Task input>
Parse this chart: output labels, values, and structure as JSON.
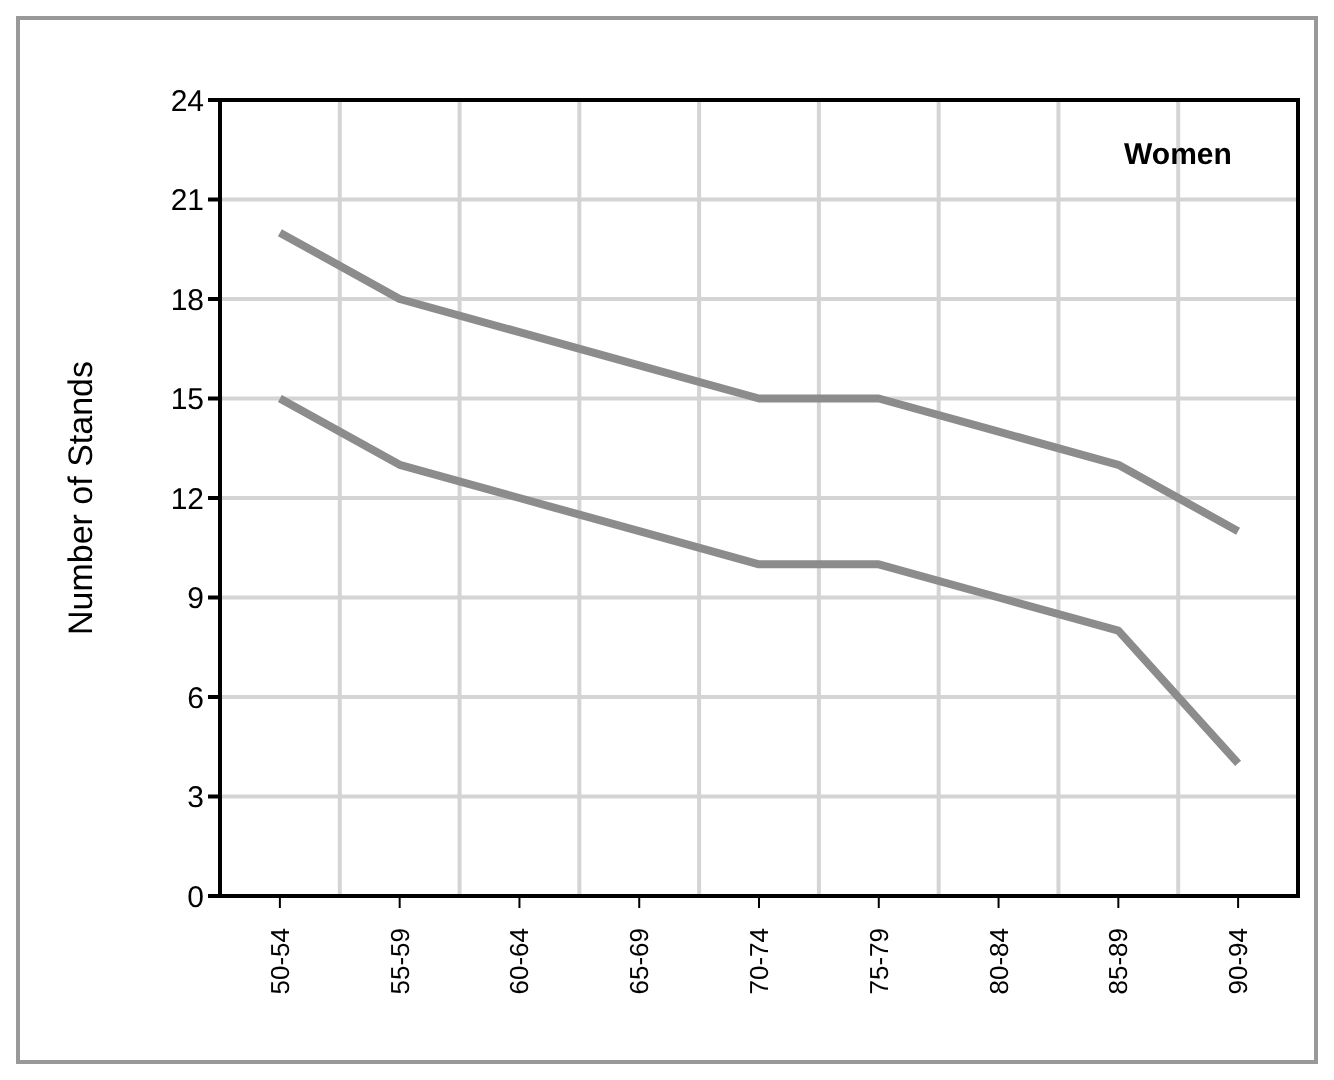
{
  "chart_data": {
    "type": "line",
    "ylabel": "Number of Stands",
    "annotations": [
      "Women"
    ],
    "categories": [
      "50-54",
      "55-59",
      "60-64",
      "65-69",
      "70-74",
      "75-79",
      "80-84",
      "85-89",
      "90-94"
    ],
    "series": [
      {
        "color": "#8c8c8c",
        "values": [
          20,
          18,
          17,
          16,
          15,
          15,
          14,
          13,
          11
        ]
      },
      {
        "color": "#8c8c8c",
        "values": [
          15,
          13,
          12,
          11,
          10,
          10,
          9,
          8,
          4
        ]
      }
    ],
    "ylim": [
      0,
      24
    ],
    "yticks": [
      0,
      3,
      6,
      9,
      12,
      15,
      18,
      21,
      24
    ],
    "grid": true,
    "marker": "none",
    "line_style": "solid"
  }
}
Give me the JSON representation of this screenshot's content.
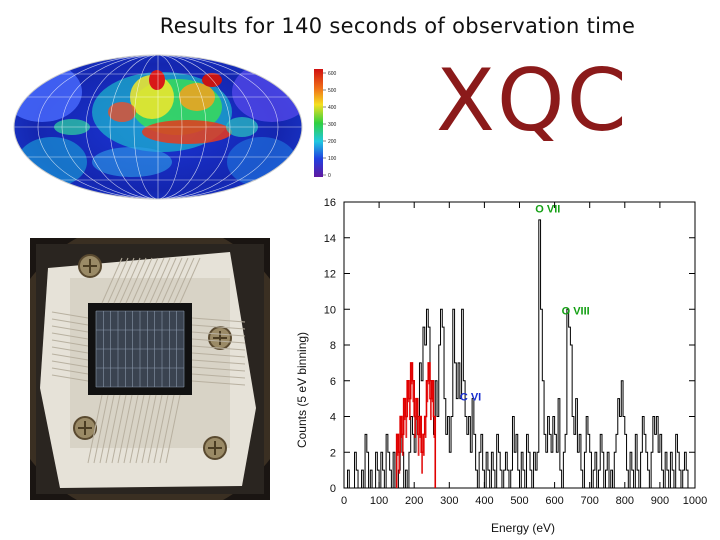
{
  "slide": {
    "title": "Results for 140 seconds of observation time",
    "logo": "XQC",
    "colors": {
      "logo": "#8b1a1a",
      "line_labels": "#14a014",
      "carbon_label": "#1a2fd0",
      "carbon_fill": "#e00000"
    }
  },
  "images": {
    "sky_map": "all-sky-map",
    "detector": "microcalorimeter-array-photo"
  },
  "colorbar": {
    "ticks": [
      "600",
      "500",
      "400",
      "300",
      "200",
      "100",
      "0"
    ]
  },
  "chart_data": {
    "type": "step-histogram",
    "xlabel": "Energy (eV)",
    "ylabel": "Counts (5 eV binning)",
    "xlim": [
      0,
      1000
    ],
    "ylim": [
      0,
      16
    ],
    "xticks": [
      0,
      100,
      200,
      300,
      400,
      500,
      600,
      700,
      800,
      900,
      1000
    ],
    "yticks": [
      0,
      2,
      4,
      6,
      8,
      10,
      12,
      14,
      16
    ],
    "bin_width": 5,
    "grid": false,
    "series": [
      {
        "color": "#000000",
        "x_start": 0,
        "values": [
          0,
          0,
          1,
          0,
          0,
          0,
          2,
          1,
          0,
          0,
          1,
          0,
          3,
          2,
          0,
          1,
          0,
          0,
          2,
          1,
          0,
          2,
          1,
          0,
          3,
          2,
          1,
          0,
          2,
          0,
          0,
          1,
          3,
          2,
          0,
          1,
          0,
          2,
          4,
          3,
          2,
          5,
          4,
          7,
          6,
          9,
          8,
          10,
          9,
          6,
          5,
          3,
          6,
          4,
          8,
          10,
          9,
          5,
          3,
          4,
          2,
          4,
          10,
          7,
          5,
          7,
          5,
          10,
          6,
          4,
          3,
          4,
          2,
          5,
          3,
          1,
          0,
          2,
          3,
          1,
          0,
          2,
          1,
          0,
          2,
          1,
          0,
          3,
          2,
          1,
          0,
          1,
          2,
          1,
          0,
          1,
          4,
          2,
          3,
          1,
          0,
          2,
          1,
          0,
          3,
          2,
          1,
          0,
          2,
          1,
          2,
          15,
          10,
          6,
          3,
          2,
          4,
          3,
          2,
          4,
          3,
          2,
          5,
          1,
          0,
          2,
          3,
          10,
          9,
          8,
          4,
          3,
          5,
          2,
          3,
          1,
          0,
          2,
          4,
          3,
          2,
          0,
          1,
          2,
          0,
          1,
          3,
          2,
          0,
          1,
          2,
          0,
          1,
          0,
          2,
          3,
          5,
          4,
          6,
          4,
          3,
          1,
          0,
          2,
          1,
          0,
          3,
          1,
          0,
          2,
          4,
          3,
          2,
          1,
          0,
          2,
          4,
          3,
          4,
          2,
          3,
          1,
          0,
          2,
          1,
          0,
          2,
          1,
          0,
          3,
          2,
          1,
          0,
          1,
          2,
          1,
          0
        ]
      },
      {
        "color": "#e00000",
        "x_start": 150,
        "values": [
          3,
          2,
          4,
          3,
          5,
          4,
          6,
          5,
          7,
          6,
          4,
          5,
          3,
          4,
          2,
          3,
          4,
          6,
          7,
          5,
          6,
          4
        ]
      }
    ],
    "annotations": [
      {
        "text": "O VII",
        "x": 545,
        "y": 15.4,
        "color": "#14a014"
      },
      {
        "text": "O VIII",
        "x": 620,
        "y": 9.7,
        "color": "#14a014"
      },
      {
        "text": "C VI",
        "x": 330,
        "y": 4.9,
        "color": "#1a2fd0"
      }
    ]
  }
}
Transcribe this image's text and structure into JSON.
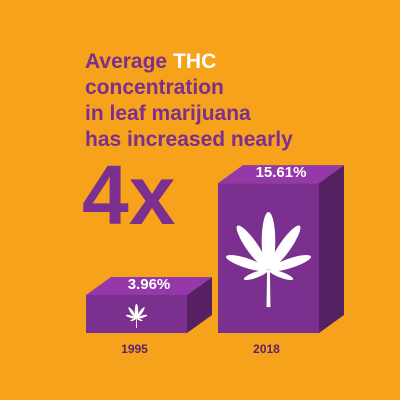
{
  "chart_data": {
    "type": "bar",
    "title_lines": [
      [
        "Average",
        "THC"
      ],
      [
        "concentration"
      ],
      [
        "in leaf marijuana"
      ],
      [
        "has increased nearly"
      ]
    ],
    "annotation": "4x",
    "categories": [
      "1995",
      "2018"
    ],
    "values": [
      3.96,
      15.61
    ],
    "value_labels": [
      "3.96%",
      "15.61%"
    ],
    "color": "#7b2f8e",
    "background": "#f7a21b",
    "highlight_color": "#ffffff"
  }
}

What you have to do> Reproduce the full listing faithfully, but do not carry over any pictures.

Result for this task>
Parse this chart: output labels, values, and structure as JSON.
{
  "chart_data": {
    "type": "line",
    "ylabel": "Number of Stands",
    "annotations": [
      "Women"
    ],
    "categories": [
      "50-54",
      "55-59",
      "60-64",
      "65-69",
      "70-74",
      "75-79",
      "80-84",
      "85-89",
      "90-94"
    ],
    "series": [
      {
        "color": "#8c8c8c",
        "values": [
          20,
          18,
          17,
          16,
          15,
          15,
          14,
          13,
          11
        ]
      },
      {
        "color": "#8c8c8c",
        "values": [
          15,
          13,
          12,
          11,
          10,
          10,
          9,
          8,
          4
        ]
      }
    ],
    "ylim": [
      0,
      24
    ],
    "yticks": [
      0,
      3,
      6,
      9,
      12,
      15,
      18,
      21,
      24
    ],
    "grid": true,
    "marker": "none",
    "line_style": "solid"
  }
}
Give me the JSON representation of this screenshot's content.
{
  "slide": {
    "title": "Results for 140 seconds of observation time",
    "logo": "XQC",
    "colors": {
      "logo": "#8b1a1a",
      "line_labels": "#14a014",
      "carbon_label": "#1a2fd0",
      "carbon_fill": "#e00000"
    }
  },
  "images": {
    "sky_map": "all-sky-map",
    "detector": "microcalorimeter-array-photo"
  },
  "colorbar": {
    "ticks": [
      "600",
      "500",
      "400",
      "300",
      "200",
      "100",
      "0"
    ]
  },
  "chart_data": {
    "type": "step-histogram",
    "xlabel": "Energy (eV)",
    "ylabel": "Counts (5 eV binning)",
    "xlim": [
      0,
      1000
    ],
    "ylim": [
      0,
      16
    ],
    "xticks": [
      0,
      100,
      200,
      300,
      400,
      500,
      600,
      700,
      800,
      900,
      1000
    ],
    "yticks": [
      0,
      2,
      4,
      6,
      8,
      10,
      12,
      14,
      16
    ],
    "bin_width": 5,
    "grid": false,
    "series": [
      {
        "color": "#000000",
        "x_start": 0,
        "values": [
          0,
          0,
          1,
          0,
          0,
          0,
          2,
          1,
          0,
          0,
          1,
          0,
          3,
          2,
          0,
          1,
          0,
          0,
          2,
          1,
          0,
          2,
          1,
          0,
          3,
          2,
          1,
          0,
          2,
          0,
          0,
          1,
          3,
          2,
          0,
          1,
          0,
          2,
          4,
          3,
          2,
          5,
          4,
          7,
          6,
          9,
          8,
          10,
          9,
          6,
          5,
          3,
          6,
          4,
          8,
          10,
          9,
          5,
          3,
          4,
          2,
          4,
          10,
          7,
          5,
          7,
          5,
          10,
          6,
          4,
          3,
          4,
          2,
          5,
          3,
          1,
          0,
          2,
          3,
          1,
          0,
          2,
          1,
          0,
          2,
          1,
          0,
          3,
          2,
          1,
          0,
          1,
          2,
          1,
          0,
          1,
          4,
          2,
          3,
          1,
          0,
          2,
          1,
          0,
          3,
          2,
          1,
          0,
          2,
          1,
          2,
          15,
          10,
          6,
          3,
          2,
          4,
          3,
          2,
          4,
          3,
          2,
          5,
          1,
          0,
          2,
          3,
          10,
          9,
          8,
          4,
          3,
          5,
          2,
          3,
          1,
          0,
          2,
          4,
          3,
          2,
          0,
          1,
          2,
          0,
          1,
          3,
          2,
          0,
          1,
          2,
          0,
          1,
          0,
          2,
          3,
          5,
          4,
          6,
          4,
          3,
          1,
          0,
          2,
          1,
          0,
          3,
          1,
          0,
          2,
          4,
          3,
          2,
          1,
          0,
          2,
          4,
          3,
          4,
          2,
          3,
          1,
          0,
          2,
          1,
          0,
          2,
          1,
          0,
          3,
          2,
          1,
          0,
          1,
          2,
          1,
          0
        ]
      },
      {
        "color": "#e00000",
        "x_start": 150,
        "values": [
          3,
          2,
          4,
          3,
          5,
          4,
          6,
          5,
          7,
          6,
          4,
          5,
          3,
          4,
          2,
          3,
          4,
          6,
          7,
          5,
          6,
          4
        ]
      }
    ],
    "annotations": [
      {
        "text": "O VII",
        "x": 545,
        "y": 15.4,
        "color": "#14a014"
      },
      {
        "text": "O VIII",
        "x": 620,
        "y": 9.7,
        "color": "#14a014"
      },
      {
        "text": "C VI",
        "x": 330,
        "y": 4.9,
        "color": "#1a2fd0"
      }
    ]
  }
}
Transcribe this image's text and structure into JSON.
{
  "chart_data": {
    "type": "bar",
    "title_lines": [
      [
        "Average",
        "THC"
      ],
      [
        "concentration"
      ],
      [
        "in leaf marijuana"
      ],
      [
        "has increased nearly"
      ]
    ],
    "annotation": "4x",
    "categories": [
      "1995",
      "2018"
    ],
    "values": [
      3.96,
      15.61
    ],
    "value_labels": [
      "3.96%",
      "15.61%"
    ],
    "color": "#7b2f8e",
    "background": "#f7a21b",
    "highlight_color": "#ffffff"
  }
}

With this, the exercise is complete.